[Saved entries]
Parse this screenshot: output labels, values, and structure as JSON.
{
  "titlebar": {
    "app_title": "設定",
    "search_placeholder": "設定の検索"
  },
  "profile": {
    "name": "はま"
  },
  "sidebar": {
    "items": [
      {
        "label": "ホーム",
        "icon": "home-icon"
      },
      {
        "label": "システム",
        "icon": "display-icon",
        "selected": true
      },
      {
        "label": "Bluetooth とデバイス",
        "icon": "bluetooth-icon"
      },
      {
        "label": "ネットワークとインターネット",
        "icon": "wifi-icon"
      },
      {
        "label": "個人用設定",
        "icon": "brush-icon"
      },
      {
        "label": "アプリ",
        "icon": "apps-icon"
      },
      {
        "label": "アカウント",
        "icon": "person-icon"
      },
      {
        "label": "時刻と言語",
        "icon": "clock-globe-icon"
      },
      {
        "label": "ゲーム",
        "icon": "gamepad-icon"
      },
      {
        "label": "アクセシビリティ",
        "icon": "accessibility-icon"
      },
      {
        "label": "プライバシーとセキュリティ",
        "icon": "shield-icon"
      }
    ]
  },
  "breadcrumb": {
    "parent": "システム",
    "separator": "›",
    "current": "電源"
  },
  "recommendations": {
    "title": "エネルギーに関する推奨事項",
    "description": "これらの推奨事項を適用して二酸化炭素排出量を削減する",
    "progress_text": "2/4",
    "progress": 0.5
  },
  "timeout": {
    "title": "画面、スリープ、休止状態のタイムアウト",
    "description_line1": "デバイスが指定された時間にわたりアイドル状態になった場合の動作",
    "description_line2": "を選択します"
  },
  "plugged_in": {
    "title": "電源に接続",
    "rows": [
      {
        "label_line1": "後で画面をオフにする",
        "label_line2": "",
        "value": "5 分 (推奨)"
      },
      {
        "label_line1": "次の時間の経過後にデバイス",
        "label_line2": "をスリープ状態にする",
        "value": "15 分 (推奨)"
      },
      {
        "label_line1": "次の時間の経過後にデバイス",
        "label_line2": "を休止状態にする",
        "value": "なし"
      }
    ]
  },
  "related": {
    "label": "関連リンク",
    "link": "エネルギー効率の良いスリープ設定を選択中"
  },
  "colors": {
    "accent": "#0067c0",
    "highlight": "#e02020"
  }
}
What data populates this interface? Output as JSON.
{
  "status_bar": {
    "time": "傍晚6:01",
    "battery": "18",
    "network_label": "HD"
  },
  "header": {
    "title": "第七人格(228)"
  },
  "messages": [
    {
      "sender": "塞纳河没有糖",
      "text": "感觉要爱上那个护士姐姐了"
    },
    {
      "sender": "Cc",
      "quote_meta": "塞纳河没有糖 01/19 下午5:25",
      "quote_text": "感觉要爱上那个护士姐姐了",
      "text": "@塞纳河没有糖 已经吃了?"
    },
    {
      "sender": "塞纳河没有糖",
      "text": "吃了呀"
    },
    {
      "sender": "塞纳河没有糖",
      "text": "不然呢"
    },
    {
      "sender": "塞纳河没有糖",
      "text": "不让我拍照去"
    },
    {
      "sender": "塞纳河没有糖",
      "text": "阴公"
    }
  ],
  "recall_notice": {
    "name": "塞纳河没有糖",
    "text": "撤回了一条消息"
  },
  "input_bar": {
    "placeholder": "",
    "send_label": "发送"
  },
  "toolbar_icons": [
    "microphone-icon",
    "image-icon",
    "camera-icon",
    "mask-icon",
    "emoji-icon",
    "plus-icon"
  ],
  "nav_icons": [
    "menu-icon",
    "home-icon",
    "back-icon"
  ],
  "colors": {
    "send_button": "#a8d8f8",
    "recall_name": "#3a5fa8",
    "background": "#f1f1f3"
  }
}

**DESCRIPTION OF THE TASK:** Extract, from the material above, each line holding the word "this".

**FINAL ANSWER:**
Parse this screenshot: output labels, values, and structure as JSON.
What data populates this interface? Output as JSON.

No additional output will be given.